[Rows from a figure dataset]
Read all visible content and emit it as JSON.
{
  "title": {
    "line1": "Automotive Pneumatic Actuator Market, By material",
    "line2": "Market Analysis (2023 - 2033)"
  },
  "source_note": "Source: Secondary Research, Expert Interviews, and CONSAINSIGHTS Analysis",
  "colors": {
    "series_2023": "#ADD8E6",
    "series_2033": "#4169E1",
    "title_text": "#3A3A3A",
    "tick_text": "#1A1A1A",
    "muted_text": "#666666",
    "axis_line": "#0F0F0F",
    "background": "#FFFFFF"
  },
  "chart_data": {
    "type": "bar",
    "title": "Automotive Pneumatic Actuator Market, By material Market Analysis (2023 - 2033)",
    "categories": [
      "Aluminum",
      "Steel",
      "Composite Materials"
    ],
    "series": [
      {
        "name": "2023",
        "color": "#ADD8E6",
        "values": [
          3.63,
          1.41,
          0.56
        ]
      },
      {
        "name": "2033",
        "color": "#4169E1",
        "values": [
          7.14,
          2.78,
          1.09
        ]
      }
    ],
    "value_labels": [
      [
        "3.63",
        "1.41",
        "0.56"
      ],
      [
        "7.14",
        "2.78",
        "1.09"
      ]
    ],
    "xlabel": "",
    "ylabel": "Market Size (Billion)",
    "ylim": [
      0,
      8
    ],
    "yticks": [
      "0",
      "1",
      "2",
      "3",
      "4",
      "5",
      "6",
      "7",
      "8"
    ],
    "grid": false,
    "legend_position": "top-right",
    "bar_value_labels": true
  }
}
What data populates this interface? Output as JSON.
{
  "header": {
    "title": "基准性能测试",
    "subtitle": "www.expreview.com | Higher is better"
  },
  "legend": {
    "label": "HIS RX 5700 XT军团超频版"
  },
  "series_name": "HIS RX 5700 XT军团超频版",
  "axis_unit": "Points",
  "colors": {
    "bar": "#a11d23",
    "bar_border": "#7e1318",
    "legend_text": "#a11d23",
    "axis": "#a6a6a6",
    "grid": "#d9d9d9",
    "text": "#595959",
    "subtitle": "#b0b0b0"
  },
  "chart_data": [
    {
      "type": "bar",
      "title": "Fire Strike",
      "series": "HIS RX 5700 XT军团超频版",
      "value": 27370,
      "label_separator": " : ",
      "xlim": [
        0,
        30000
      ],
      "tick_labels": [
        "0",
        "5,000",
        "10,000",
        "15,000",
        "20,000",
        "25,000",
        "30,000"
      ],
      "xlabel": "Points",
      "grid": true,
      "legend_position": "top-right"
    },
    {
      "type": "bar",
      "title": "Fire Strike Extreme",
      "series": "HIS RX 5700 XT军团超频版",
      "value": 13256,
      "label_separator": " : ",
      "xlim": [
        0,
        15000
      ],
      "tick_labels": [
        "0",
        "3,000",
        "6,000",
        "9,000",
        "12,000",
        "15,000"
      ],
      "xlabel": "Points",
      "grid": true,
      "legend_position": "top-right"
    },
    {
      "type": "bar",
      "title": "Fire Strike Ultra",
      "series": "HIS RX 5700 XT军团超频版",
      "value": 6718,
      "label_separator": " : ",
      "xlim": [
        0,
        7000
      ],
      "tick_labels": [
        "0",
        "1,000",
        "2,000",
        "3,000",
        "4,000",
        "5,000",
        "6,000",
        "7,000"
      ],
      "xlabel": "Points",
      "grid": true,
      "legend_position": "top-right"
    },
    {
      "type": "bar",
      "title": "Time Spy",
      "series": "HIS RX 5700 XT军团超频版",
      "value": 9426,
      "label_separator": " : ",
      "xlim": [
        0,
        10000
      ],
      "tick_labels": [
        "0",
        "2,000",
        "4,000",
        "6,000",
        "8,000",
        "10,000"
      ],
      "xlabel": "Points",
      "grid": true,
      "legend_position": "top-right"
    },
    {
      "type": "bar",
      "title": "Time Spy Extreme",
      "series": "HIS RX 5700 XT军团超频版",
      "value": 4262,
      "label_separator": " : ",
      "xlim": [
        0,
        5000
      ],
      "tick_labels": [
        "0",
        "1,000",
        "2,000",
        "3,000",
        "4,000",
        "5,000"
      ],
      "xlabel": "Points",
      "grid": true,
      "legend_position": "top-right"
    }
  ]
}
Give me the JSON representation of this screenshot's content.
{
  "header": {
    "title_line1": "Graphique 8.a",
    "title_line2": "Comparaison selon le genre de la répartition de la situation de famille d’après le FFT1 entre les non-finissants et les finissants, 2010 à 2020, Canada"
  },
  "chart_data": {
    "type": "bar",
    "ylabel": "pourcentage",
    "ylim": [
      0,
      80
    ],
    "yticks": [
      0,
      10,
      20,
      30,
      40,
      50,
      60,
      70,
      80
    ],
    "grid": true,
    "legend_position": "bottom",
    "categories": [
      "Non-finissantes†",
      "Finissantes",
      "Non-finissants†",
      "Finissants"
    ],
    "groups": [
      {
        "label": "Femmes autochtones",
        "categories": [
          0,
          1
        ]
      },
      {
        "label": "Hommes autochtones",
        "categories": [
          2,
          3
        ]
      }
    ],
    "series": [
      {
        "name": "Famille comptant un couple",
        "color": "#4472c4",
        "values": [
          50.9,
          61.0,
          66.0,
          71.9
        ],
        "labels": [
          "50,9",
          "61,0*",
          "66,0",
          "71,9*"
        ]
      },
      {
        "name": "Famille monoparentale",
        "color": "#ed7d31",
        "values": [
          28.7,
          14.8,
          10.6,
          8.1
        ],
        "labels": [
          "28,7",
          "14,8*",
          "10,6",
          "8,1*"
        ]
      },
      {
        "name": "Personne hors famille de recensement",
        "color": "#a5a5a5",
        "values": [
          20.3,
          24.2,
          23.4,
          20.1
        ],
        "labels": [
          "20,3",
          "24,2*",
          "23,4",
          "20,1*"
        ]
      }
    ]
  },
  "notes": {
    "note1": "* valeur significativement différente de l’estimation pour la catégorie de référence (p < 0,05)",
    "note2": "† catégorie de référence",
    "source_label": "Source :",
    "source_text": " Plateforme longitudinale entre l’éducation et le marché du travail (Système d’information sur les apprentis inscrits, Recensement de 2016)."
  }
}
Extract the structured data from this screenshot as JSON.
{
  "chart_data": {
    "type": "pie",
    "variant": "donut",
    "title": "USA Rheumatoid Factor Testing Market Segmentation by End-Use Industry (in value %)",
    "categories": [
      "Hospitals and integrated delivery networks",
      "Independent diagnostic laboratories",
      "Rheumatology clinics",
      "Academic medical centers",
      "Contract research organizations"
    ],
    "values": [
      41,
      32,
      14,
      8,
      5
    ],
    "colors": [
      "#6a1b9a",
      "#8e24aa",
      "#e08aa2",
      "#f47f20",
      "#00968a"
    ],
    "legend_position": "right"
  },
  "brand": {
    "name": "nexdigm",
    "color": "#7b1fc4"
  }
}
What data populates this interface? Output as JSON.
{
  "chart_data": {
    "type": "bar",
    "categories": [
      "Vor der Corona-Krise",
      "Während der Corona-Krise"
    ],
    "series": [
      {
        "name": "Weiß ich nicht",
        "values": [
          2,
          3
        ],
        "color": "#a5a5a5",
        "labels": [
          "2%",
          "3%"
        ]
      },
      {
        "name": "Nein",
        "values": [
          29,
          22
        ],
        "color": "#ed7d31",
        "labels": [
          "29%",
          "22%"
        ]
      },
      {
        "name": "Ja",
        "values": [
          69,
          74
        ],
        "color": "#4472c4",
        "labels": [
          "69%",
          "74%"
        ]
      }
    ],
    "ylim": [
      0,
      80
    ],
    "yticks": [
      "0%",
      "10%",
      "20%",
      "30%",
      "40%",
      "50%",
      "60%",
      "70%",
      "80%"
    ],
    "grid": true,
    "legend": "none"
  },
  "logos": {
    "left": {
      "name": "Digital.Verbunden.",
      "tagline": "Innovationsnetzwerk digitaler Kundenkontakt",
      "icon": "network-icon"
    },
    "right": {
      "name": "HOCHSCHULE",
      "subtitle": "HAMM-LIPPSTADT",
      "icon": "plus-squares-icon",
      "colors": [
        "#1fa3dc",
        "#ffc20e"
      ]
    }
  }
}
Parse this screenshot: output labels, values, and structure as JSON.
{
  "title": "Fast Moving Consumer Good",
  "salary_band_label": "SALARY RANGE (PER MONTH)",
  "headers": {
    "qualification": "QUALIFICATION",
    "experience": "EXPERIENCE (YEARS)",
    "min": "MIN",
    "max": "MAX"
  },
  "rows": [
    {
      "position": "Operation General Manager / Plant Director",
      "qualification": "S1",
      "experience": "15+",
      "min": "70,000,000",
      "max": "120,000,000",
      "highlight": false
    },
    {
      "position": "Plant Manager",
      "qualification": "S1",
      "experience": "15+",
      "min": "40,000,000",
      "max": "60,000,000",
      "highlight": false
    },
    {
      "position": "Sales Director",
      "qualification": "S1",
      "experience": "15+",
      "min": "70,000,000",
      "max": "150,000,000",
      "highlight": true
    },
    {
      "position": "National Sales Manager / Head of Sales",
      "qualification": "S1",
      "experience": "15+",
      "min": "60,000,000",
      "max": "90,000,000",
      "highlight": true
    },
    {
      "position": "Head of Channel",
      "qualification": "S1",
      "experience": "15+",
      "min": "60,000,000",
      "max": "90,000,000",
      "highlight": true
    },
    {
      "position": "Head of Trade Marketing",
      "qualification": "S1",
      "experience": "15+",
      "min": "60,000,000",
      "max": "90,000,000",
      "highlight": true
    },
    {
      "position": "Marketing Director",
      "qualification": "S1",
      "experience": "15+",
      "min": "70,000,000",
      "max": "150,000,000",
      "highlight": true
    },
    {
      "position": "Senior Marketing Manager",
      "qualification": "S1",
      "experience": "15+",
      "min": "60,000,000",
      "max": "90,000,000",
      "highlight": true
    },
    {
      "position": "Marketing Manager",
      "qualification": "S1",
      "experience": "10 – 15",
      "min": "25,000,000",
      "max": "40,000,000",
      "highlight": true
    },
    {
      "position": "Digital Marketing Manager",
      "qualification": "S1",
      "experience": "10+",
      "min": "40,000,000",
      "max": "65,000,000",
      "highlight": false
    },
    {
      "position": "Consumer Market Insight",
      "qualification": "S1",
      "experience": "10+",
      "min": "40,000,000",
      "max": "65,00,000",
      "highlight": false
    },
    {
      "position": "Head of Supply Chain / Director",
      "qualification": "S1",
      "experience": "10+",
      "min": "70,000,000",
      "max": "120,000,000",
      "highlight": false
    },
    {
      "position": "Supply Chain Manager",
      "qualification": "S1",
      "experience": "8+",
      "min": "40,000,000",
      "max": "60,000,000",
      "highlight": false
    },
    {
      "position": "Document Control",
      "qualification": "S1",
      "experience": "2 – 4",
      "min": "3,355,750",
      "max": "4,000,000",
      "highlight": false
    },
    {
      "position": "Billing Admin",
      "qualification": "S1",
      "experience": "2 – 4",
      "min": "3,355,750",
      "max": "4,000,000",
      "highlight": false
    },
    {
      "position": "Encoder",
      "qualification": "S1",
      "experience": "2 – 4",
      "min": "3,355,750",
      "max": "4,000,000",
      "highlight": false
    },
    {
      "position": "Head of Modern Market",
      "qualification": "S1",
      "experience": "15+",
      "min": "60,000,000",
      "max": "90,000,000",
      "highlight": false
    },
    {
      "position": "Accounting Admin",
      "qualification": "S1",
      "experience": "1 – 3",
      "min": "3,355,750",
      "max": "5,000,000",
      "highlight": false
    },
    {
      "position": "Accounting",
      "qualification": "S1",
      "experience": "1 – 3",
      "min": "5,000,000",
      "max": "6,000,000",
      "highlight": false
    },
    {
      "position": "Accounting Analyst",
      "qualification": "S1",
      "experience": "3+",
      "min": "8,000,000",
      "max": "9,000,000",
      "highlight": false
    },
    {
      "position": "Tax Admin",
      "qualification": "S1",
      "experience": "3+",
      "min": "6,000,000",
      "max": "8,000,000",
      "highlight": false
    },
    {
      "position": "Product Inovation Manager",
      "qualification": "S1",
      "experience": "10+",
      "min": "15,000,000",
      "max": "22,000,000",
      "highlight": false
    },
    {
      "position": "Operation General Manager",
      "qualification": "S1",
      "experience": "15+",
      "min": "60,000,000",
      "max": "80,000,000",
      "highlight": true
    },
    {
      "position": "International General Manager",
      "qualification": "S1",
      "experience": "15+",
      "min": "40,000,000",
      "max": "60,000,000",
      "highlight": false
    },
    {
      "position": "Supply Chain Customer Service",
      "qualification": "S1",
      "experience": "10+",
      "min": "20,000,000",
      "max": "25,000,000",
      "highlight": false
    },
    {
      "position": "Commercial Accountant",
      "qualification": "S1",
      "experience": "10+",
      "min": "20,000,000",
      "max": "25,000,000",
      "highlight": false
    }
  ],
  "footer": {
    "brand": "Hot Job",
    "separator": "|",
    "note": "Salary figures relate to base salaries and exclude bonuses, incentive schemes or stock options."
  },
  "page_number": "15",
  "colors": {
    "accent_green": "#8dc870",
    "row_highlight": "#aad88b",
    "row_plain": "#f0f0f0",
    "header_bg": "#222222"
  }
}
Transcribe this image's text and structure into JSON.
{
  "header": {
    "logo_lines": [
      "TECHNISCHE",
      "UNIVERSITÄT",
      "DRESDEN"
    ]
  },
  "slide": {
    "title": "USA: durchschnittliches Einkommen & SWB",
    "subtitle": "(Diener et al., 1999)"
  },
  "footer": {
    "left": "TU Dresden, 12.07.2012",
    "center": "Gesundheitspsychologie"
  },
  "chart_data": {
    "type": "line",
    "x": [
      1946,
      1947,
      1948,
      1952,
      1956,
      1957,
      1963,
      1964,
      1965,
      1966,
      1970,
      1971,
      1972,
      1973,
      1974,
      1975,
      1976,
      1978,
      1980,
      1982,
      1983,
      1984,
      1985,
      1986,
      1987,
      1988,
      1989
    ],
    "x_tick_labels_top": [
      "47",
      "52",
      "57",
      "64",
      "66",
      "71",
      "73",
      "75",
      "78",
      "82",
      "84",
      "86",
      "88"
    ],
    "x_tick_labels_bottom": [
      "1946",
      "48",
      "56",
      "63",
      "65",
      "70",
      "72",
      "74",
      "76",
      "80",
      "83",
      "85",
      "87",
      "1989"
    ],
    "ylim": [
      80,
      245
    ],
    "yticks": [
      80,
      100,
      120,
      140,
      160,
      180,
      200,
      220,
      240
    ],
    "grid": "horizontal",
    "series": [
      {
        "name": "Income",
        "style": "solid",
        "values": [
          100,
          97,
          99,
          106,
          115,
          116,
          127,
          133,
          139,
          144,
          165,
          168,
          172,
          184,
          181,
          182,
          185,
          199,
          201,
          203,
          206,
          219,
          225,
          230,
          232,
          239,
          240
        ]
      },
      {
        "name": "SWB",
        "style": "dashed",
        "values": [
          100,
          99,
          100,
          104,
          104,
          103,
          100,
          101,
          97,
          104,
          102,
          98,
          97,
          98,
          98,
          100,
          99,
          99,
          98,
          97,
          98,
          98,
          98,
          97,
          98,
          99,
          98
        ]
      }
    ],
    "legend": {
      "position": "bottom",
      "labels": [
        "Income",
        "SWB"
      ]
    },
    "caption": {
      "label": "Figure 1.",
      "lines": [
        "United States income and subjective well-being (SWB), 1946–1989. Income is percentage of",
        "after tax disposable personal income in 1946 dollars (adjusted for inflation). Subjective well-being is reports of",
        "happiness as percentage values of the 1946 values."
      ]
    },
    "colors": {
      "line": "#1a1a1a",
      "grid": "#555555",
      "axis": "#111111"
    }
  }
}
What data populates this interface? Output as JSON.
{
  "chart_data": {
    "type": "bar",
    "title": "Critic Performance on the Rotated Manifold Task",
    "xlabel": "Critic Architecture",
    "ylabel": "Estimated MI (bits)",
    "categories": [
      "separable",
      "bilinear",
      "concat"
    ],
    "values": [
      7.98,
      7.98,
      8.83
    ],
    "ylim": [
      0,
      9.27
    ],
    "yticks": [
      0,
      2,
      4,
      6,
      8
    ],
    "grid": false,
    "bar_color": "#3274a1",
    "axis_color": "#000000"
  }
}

◆ TASK REQUIREMENTS ◆
Copy out every line of the material above that mentions the word "Extreme".

◆ SOLUTION TO THE PROBLEM ◆
      "title": "Fire Strike Extreme",
      "title": "Time Spy Extreme",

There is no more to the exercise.